:: Required work ::
Transcribe all of the records word for word, but omit the pictures.

:: Stored rows ::
• • • • • • •
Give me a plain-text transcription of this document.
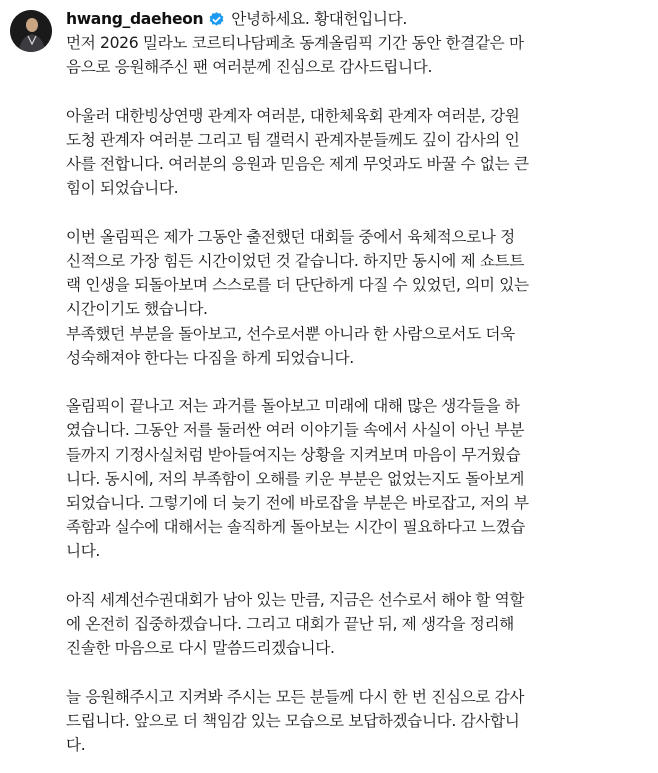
hwang_daeheon 안녕하세요. 황대헌입니다.
먼저 2026 밀라노 코르티나담페초 동계올림픽 기간 동안 한결같은 마
음으로 응원해주신 팬 여러분께 진심으로 감사드립니다.
아울러 대한빙상연맹 관계자 여러분, 대한체육회 관계자 여러분, 강원
도청 관계자 여러분 그리고 팀 갤럭시 관계자분들께도 깊이 감사의 인
사를 전합니다. 여러분의 응원과 믿음은 제게 무엇과도 바꿀 수 없는 큰
힘이 되었습니다.
이번 올림픽은 제가 그동안 출전했던 대회들 중에서 육체적으로나 정
신적으로 가장 힘든 시간이었던 것 같습니다. 하지만 동시에 제 쇼트트
랙 인생을 되돌아보며 스스로를 더 단단하게 다질 수 있었던, 의미 있는
시간이기도 했습니다.
부족했던 부분을 돌아보고, 선수로서뿐 아니라 한 사람으로서도 더욱
성숙해져야 한다는 다짐을 하게 되었습니다.
올림픽이 끝나고 저는 과거를 돌아보고 미래에 대해 많은 생각들을 하
였습니다. 그동안 저를 둘러싼 여러 이야기들 속에서 사실이 아닌 부분
들까지 기정사실처럼 받아들여지는 상황을 지켜보며 마음이 무거웠습
니다. 동시에, 저의 부족함이 오해를 키운 부분은 없었는지도 돌아보게
되었습니다. 그렇기에 더 늦기 전에 바로잡을 부분은 바로잡고, 저의 부
족함과 실수에 대해서는 솔직하게 돌아보는 시간이 필요하다고 느꼈습
니다.
아직 세계선수권대회가 남아 있는 만큼, 지금은 선수로서 해야 할 역할
에 온전히 집중하겠습니다. 그리고 대회가 끝난 뒤, 제 생각을 정리해
진솔한 마음으로 다시 말씀드리겠습니다.
늘 응원해주시고 지켜봐 주시는 모든 분들께 다시 한 번 진심으로 감사
드립니다. 앞으로 더 책임감 있는 모습으로 보답하겠습니다. 감사합니
다.
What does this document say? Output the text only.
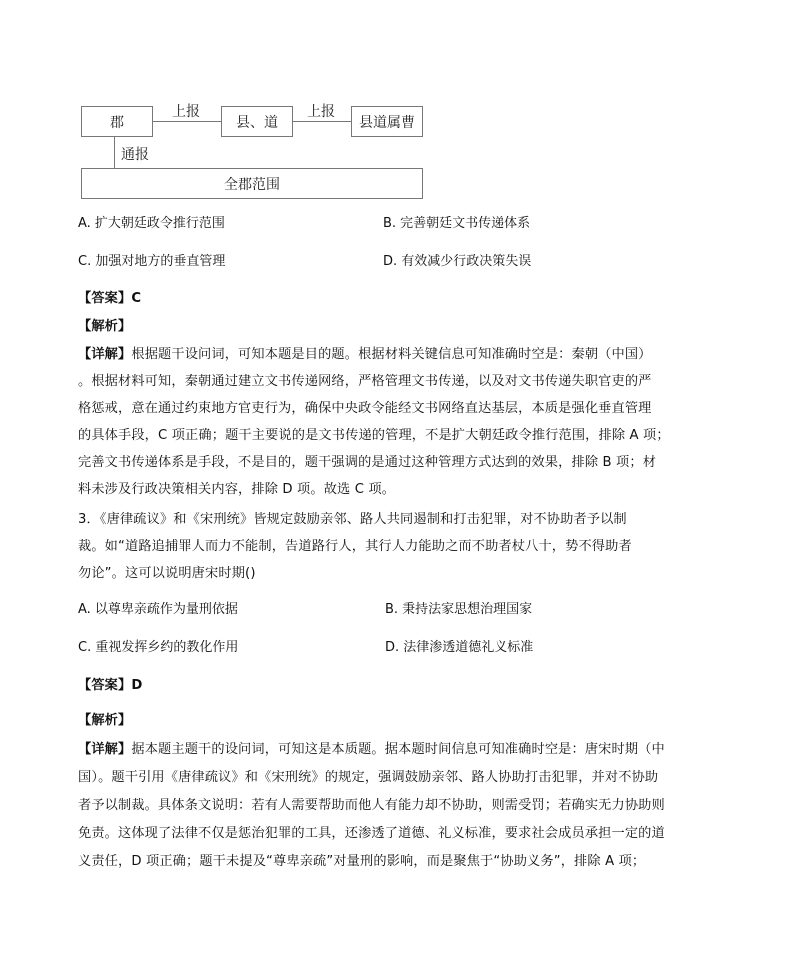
郡	县、道	县道属曹
全郡范围
上报	上报
通报
A. 扩大朝廷政令推行范围	B. 完善朝廷文书传递体系
C. 加强对地方的垂直管理	D. 有效减少行政决策失误
【答案】C
【解析】
【详解】根据题干设问词，可知本题是目的题。根据材料关键信息可知准确时空是：秦朝（中国）
。根据材料可知，秦朝通过建立文书传递网络，严格管理文书传递，以及对文书传递失职官吏的严
格惩戒，意在通过约束地方官吏行为，确保中央政令能经文书网络直达基层，本质是强化垂直管理
的具体手段，C 项正确；题干主要说的是文书传递的管理，不是扩大朝廷政令推行范围，排除 A 项；
完善文书传递体系是手段，不是目的，题干强调的是通过这种管理方式达到的效果，排除 B 项；材
料未涉及行政决策相关内容，排除 D 项。故选 C 项。
3．《唐律疏议》和《宋刑统》皆规定鼓励亲邻、路人共同遏制和打击犯罪，对不协助者予以制
裁。如“道路追捕罪人而力不能制，告道路行人，其行人力能助之而不助者杖八十，势不得助者
勿论”。这可以说明唐宋时期()
A. 以尊卑亲疏作为量刑依据	B. 秉持法家思想治理国家
C. 重视发挥乡约的教化作用	D. 法律渗透道德礼义标准
【答案】D
【解析】
【详解】据本题主题干的设问词，可知这是本质题。据本题时间信息可知准确时空是：唐宋时期（中
国）。题干引用《唐律疏议》和《宋刑统》的规定，强调鼓励亲邻、路人协助打击犯罪，并对不协助
者予以制裁。具体条文说明：若有人需要帮助而他人有能力却不协助，则需受罚；若确实无力协助则
免责。这体现了法律不仅是惩治犯罪的工具，还渗透了道德、礼义标准，要求社会成员承担一定的道
义责任，D 项正确；题干未提及“尊卑亲疏”对量刑的影响，而是聚焦于“协助义务”，排除 A 项；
• • • • • • •
:: Written response ::
Give me a plain-text transcription of this document.
hwang_daeheon 안녕하세요. 황대헌입니다.
먼저 2026 밀라노 코르티나담페초 동계올림픽 기간 동안 한결같은 마
음으로 응원해주신 팬 여러분께 진심으로 감사드립니다.
아울러 대한빙상연맹 관계자 여러분, 대한체육회 관계자 여러분, 강원
도청 관계자 여러분 그리고 팀 갤럭시 관계자분들께도 깊이 감사의 인
사를 전합니다. 여러분의 응원과 믿음은 제게 무엇과도 바꿀 수 없는 큰
힘이 되었습니다.
이번 올림픽은 제가 그동안 출전했던 대회들 중에서 육체적으로나 정
신적으로 가장 힘든 시간이었던 것 같습니다. 하지만 동시에 제 쇼트트
랙 인생을 되돌아보며 스스로를 더 단단하게 다질 수 있었던, 의미 있는
시간이기도 했습니다.
부족했던 부분을 돌아보고, 선수로서뿐 아니라 한 사람으로서도 더욱
성숙해져야 한다는 다짐을 하게 되었습니다.
올림픽이 끝나고 저는 과거를 돌아보고 미래에 대해 많은 생각들을 하
였습니다. 그동안 저를 둘러싼 여러 이야기들 속에서 사실이 아닌 부분
들까지 기정사실처럼 받아들여지는 상황을 지켜보며 마음이 무거웠습
니다. 동시에, 저의 부족함이 오해를 키운 부분은 없었는지도 돌아보게
되었습니다. 그렇기에 더 늦기 전에 바로잡을 부분은 바로잡고, 저의 부
족함과 실수에 대해서는 솔직하게 돌아보는 시간이 필요하다고 느꼈습
니다.
아직 세계선수권대회가 남아 있는 만큼, 지금은 선수로서 해야 할 역할
에 온전히 집중하겠습니다. 그리고 대회가 끝난 뒤, 제 생각을 정리해
진솔한 마음으로 다시 말씀드리겠습니다.
늘 응원해주시고 지켜봐 주시는 모든 분들께 다시 한 번 진심으로 감사
드립니다. 앞으로 더 책임감 있는 모습으로 보답하겠습니다. 감사합니
다.
What does this document say? Output the text only.
郡	县、道	县道属曹
全郡范围
上报	上报
通报
A. 扩大朝廷政令推行范围	B. 完善朝廷文书传递体系
C. 加强对地方的垂直管理	D. 有效减少行政决策失误
【答案】C
【解析】
【详解】根据题干设问词，可知本题是目的题。根据材料关键信息可知准确时空是：秦朝（中国）
。根据材料可知，秦朝通过建立文书传递网络，严格管理文书传递，以及对文书传递失职官吏的严
格惩戒，意在通过约束地方官吏行为，确保中央政令能经文书网络直达基层，本质是强化垂直管理
的具体手段，C 项正确；题干主要说的是文书传递的管理，不是扩大朝廷政令推行范围，排除 A 项；
完善文书传递体系是手段，不是目的，题干强调的是通过这种管理方式达到的效果，排除 B 项；材
料未涉及行政决策相关内容，排除 D 项。故选 C 项。
3．《唐律疏议》和《宋刑统》皆规定鼓励亲邻、路人共同遏制和打击犯罪，对不协助者予以制
裁。如“道路追捕罪人而力不能制，告道路行人，其行人力能助之而不助者杖八十，势不得助者
勿论”。这可以说明唐宋时期()
A. 以尊卑亲疏作为量刑依据	B. 秉持法家思想治理国家
C. 重视发挥乡约的教化作用	D. 法律渗透道德礼义标准
【答案】D
【解析】
【详解】据本题主题干的设问词，可知这是本质题。据本题时间信息可知准确时空是：唐宋时期（中
国）。题干引用《唐律疏议》和《宋刑统》的规定，强调鼓励亲邻、路人协助打击犯罪，并对不协助
者予以制裁。具体条文说明：若有人需要帮助而他人有能力却不协助，则需受罚；若确实无力协助则
免责。这体现了法律不仅是惩治犯罪的工具，还渗透了道德、礼义标准，要求社会成员承担一定的道
义责任，D 项正确；题干未提及“尊卑亲疏”对量刑的影响，而是聚焦于“协助义务”，排除 A 项；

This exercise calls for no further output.